--- START OF ROWS ---
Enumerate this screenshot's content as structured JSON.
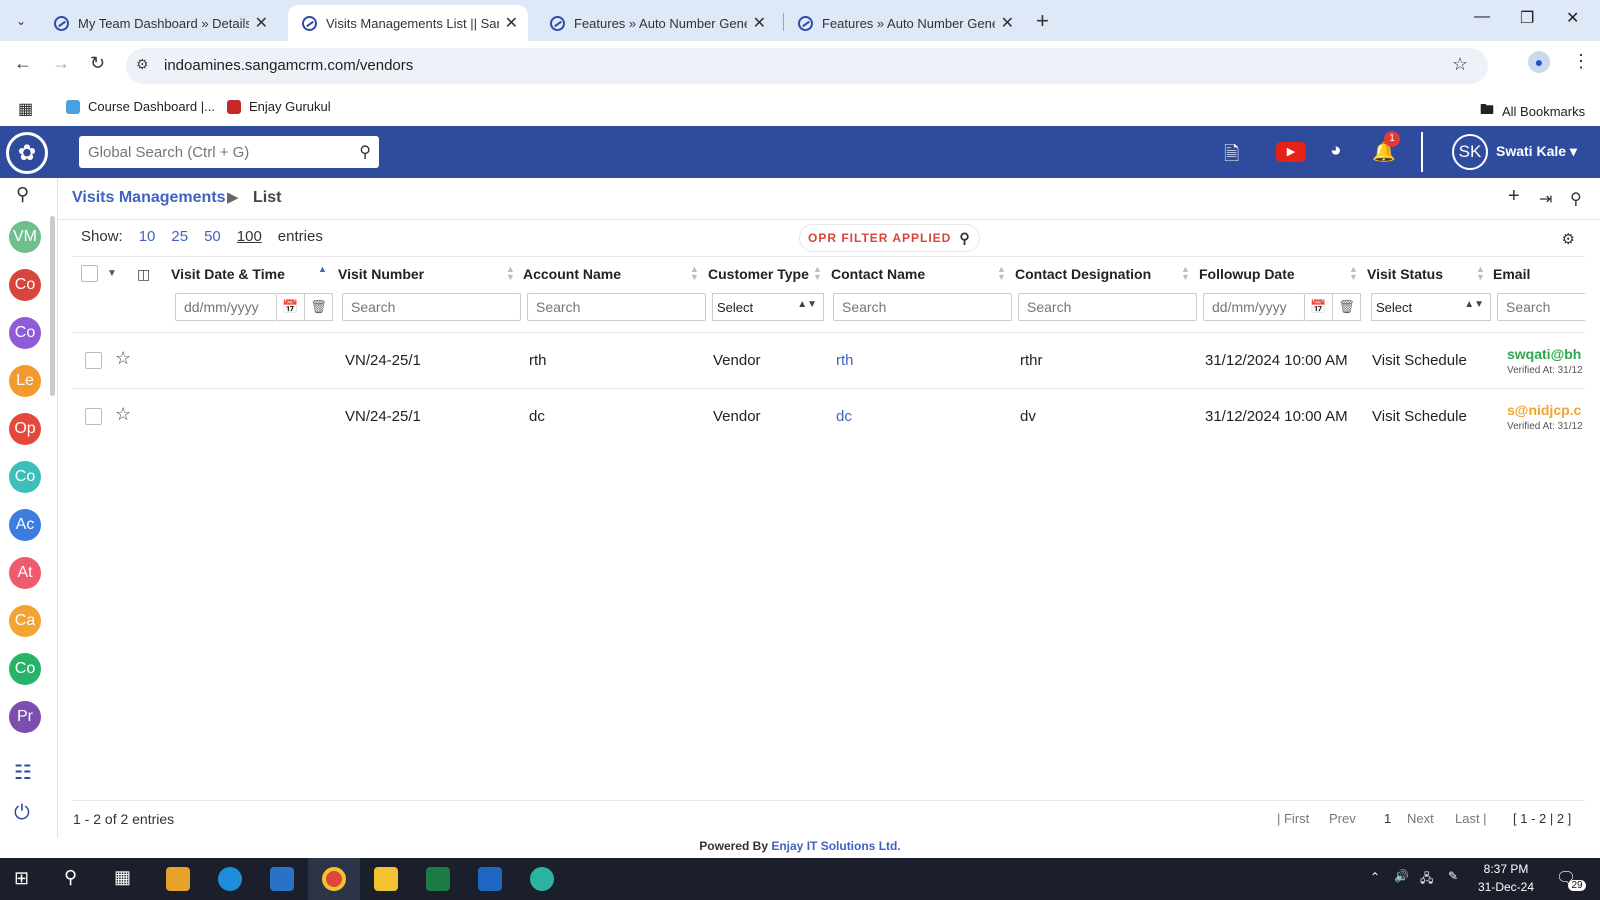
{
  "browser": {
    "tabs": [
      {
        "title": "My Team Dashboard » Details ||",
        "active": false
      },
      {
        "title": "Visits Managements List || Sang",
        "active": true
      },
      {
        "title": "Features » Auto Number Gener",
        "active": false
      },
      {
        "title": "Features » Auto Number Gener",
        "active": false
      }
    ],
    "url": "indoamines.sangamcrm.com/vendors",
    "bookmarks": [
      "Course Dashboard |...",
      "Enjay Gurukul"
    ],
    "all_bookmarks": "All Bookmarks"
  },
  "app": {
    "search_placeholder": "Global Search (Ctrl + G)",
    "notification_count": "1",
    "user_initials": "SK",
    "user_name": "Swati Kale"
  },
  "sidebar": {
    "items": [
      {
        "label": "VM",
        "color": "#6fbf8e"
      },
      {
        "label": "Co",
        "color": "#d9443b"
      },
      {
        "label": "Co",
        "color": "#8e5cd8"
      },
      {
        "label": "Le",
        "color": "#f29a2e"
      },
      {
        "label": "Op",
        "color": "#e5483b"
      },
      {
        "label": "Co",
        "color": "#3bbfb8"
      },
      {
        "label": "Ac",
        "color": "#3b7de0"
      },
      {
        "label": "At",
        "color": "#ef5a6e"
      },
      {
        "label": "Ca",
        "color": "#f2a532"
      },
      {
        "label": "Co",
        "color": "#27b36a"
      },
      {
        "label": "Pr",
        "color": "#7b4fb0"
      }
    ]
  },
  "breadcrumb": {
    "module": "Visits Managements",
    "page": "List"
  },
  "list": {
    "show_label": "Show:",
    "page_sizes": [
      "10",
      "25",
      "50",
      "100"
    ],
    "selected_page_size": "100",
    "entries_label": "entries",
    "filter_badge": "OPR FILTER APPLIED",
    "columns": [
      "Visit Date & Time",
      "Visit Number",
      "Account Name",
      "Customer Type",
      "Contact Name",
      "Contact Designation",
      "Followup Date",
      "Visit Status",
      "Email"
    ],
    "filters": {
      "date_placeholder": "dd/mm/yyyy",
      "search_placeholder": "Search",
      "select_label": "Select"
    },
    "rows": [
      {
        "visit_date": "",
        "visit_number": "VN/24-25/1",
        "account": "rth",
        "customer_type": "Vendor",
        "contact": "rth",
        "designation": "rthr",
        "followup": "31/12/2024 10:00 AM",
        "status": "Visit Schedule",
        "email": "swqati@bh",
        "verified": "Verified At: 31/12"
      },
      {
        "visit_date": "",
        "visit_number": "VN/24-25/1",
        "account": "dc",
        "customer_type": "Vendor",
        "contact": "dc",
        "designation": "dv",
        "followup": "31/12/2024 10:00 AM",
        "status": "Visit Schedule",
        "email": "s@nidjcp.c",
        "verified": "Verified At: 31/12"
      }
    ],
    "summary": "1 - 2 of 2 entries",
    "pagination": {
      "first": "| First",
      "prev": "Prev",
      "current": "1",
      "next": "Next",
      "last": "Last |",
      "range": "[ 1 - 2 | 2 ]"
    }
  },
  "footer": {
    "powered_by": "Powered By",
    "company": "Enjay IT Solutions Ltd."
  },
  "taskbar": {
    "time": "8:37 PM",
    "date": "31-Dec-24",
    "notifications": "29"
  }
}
--- END OF ROWS ---
--- START OF ROWS ---
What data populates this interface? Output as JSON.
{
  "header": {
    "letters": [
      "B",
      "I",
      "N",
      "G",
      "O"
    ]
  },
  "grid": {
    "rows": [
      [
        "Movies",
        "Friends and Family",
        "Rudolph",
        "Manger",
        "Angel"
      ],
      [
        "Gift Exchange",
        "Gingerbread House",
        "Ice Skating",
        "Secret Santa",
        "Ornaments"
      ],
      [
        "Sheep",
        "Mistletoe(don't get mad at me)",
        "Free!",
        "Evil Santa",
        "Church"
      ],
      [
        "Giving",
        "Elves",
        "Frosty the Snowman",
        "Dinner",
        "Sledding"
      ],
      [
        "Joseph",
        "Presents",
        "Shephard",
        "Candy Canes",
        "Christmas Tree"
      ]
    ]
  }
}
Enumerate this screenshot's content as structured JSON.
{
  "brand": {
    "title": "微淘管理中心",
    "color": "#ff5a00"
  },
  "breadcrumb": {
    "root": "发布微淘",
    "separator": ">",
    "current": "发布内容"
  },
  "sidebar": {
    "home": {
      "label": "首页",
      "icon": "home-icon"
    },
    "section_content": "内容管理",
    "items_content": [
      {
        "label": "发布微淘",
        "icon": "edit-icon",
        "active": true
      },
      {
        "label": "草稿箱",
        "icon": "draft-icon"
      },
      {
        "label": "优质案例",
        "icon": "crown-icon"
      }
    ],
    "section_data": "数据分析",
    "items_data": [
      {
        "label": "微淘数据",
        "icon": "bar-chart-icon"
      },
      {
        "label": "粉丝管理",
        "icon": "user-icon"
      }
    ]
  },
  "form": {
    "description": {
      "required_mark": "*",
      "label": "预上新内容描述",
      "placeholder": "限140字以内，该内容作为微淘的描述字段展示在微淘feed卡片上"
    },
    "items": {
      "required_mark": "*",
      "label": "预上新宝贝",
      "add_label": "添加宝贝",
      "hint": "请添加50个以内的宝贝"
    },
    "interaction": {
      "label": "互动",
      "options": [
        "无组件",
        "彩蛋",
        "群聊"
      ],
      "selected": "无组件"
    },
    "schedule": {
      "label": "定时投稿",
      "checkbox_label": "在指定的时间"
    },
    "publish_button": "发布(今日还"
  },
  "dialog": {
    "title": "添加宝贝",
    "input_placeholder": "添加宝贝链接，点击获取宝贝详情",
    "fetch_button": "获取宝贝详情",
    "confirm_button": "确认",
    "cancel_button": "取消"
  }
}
--- END OF ROWS ---
## BRIEF
Gather each line in these records that contains the string "Search".

## RESPONSE
    "search_placeholder": "Global Search (Ctrl + G)",
      "search_placeholder": "Search",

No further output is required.